>> start Provided entries

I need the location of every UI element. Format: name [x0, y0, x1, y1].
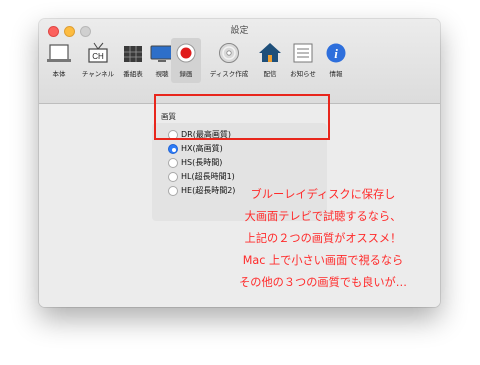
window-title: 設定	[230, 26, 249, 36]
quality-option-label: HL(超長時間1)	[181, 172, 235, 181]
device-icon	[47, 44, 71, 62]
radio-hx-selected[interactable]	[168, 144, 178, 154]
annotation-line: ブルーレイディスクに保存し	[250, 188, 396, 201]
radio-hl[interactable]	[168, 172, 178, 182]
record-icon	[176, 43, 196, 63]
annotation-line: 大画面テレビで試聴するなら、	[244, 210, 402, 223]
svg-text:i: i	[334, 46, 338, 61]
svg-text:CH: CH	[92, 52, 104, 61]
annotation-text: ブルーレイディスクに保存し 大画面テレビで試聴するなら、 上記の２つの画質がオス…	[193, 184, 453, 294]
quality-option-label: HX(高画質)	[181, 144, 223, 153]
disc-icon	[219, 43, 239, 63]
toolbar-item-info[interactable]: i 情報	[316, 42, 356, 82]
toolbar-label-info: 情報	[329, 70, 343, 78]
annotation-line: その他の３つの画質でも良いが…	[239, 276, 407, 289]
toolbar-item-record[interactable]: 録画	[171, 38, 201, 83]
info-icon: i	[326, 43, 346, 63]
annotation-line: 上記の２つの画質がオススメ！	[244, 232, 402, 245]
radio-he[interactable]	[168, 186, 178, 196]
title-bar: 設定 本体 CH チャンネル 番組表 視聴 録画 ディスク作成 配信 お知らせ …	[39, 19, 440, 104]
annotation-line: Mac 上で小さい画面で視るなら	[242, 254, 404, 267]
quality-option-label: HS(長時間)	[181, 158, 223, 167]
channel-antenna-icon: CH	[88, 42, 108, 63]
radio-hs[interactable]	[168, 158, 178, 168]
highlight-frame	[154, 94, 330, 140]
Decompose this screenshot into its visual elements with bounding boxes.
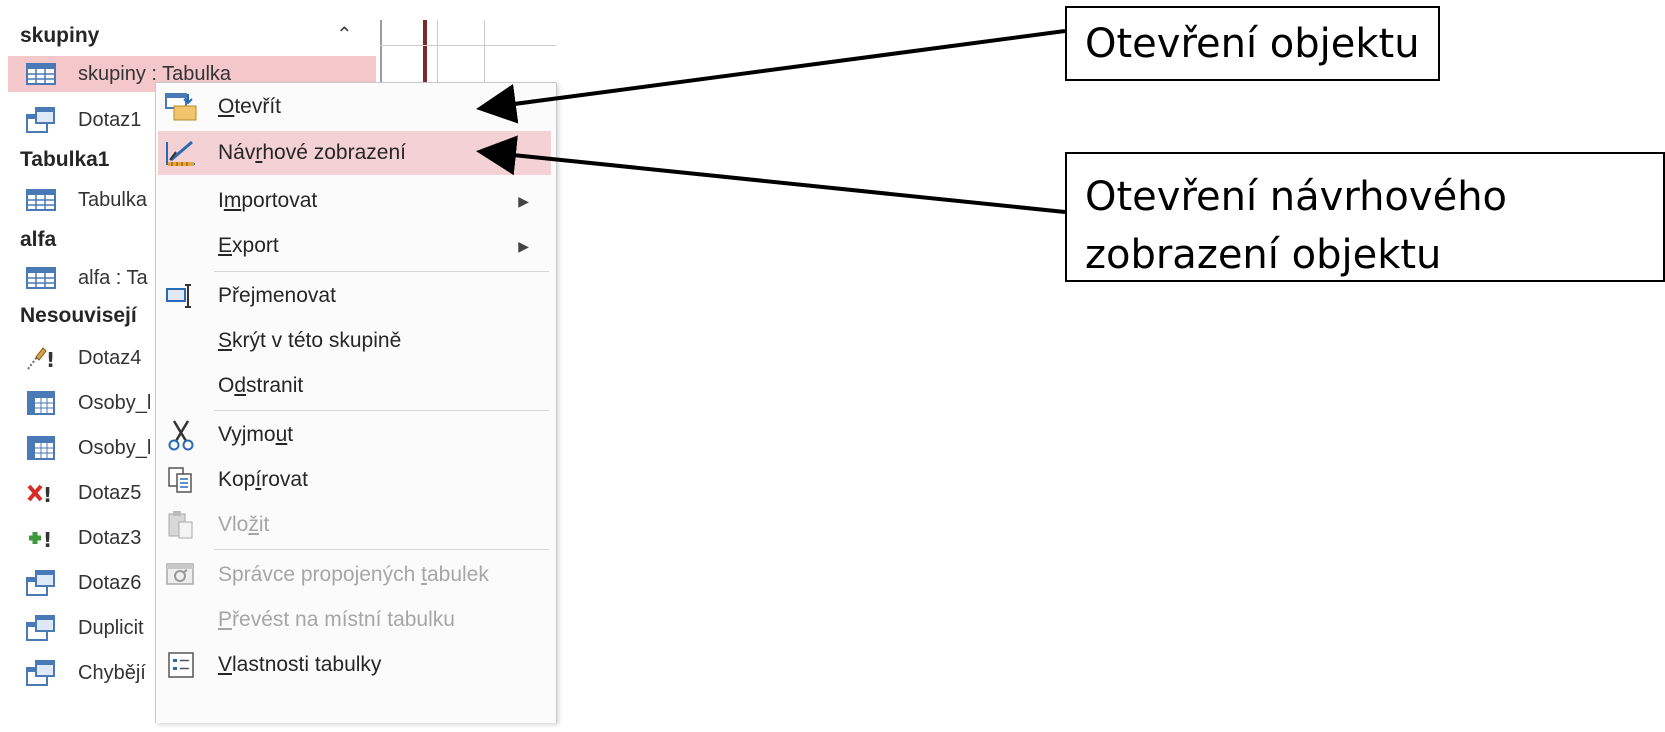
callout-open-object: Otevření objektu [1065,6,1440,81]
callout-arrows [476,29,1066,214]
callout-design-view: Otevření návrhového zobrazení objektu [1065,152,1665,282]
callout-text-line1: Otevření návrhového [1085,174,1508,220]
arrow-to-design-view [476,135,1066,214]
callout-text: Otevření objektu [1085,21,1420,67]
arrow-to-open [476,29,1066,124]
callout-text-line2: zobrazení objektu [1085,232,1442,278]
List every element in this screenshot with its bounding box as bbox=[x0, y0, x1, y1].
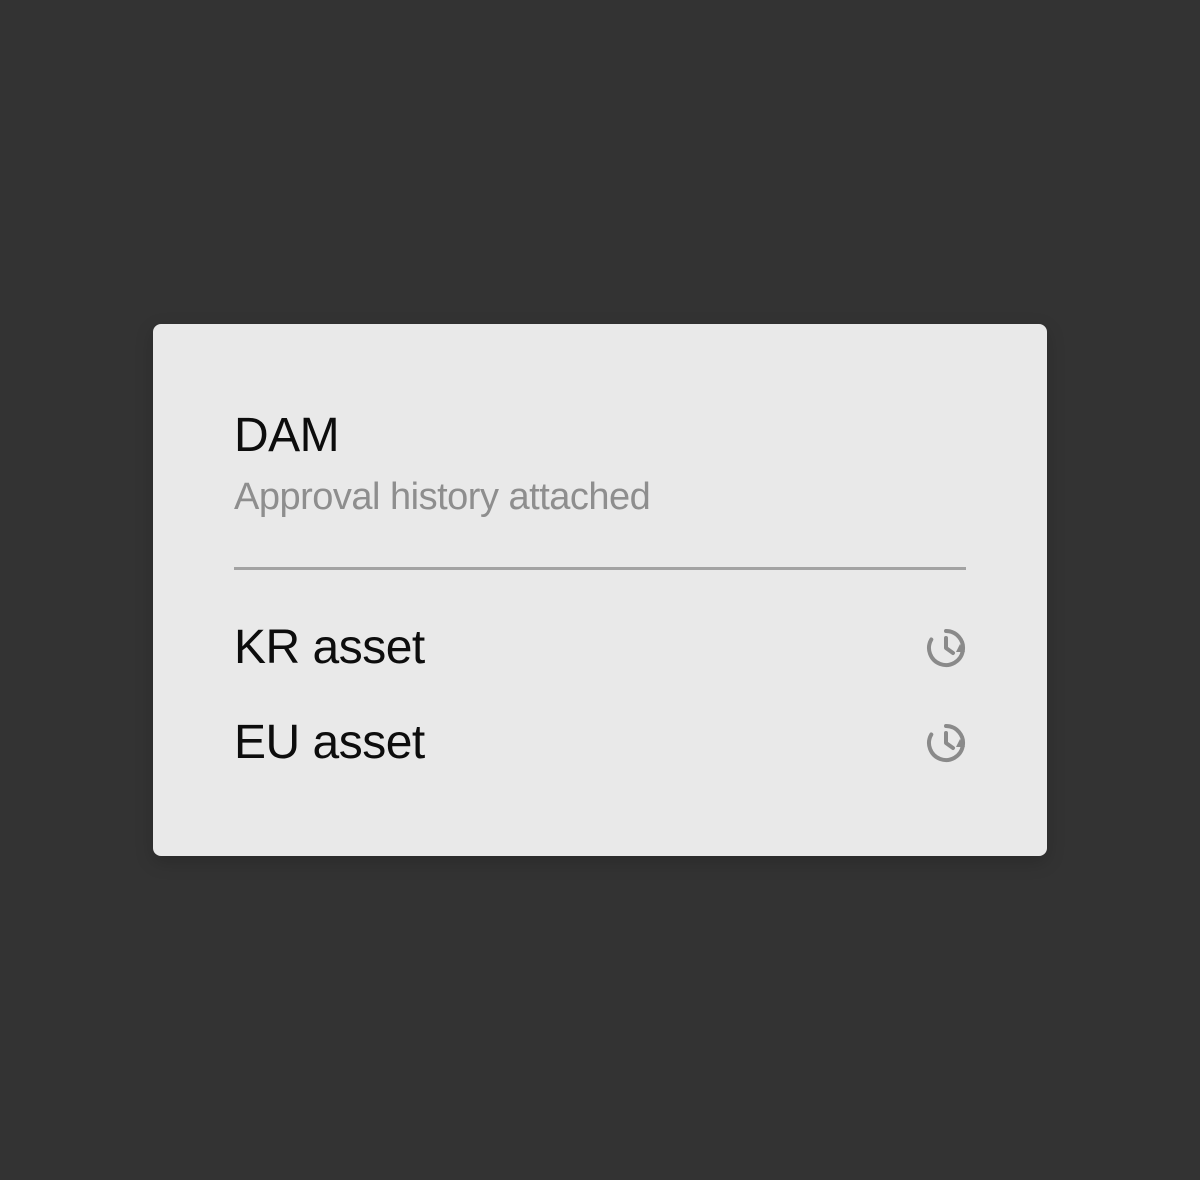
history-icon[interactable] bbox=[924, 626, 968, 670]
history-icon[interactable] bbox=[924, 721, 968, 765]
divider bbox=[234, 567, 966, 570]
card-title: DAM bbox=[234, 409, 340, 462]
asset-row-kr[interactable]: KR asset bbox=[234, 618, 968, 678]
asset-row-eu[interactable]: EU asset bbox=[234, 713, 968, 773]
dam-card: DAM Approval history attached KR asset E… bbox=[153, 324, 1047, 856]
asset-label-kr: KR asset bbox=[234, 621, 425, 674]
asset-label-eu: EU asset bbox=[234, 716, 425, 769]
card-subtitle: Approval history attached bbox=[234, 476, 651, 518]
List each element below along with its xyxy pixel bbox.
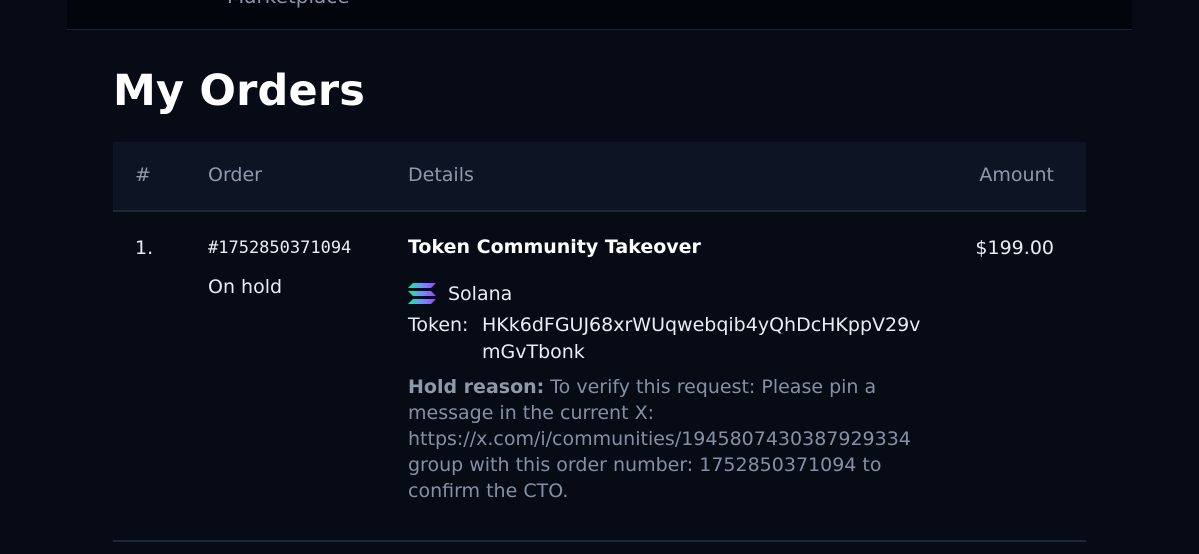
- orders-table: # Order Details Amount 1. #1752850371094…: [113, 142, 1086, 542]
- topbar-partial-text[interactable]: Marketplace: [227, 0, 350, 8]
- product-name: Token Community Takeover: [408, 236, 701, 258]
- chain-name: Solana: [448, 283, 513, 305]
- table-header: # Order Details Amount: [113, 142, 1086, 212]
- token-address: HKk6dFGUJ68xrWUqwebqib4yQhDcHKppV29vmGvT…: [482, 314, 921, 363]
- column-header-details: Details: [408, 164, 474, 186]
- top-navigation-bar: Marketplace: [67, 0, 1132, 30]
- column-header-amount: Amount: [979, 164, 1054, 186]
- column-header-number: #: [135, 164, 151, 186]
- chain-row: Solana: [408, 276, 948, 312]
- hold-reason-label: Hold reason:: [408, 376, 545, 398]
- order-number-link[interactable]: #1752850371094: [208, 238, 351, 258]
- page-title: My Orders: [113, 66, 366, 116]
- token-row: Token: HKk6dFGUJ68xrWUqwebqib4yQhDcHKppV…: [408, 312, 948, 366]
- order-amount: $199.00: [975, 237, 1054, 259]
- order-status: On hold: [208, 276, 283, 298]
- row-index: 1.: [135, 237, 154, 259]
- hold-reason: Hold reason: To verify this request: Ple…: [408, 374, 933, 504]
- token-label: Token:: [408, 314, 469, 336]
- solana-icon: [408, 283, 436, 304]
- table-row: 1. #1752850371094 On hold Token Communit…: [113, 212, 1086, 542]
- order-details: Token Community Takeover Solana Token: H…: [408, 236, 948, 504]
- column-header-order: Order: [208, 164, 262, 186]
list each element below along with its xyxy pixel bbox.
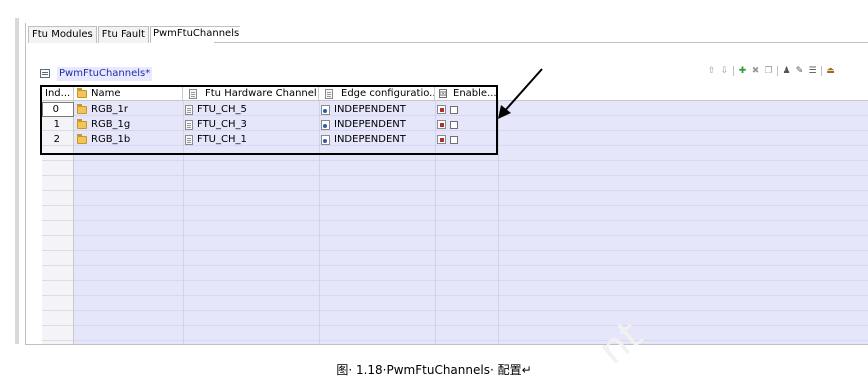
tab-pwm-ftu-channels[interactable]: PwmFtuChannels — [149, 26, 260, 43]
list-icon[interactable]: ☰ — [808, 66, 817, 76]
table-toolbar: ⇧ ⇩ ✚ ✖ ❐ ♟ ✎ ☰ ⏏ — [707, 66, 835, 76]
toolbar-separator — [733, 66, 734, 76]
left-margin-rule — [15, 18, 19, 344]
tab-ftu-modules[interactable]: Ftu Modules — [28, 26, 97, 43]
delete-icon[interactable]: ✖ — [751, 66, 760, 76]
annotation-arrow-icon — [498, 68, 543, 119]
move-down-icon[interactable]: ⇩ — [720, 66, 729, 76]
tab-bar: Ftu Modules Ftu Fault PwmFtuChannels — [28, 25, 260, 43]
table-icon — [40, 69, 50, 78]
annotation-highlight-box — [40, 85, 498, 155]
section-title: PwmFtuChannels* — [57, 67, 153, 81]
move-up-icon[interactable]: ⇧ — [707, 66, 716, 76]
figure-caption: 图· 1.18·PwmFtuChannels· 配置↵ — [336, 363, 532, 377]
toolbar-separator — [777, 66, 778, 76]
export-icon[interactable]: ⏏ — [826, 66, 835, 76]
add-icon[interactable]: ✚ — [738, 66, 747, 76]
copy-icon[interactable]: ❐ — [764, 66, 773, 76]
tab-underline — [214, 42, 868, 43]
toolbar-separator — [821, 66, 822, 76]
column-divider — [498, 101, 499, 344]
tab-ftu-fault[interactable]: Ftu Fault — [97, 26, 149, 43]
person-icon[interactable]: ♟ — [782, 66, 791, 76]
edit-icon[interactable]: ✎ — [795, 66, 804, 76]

>> end Provided entries

• [Given exercise] State how many lines of the material above contain the string "design". Case counts. Give only the number.

• [Reply to the task] 2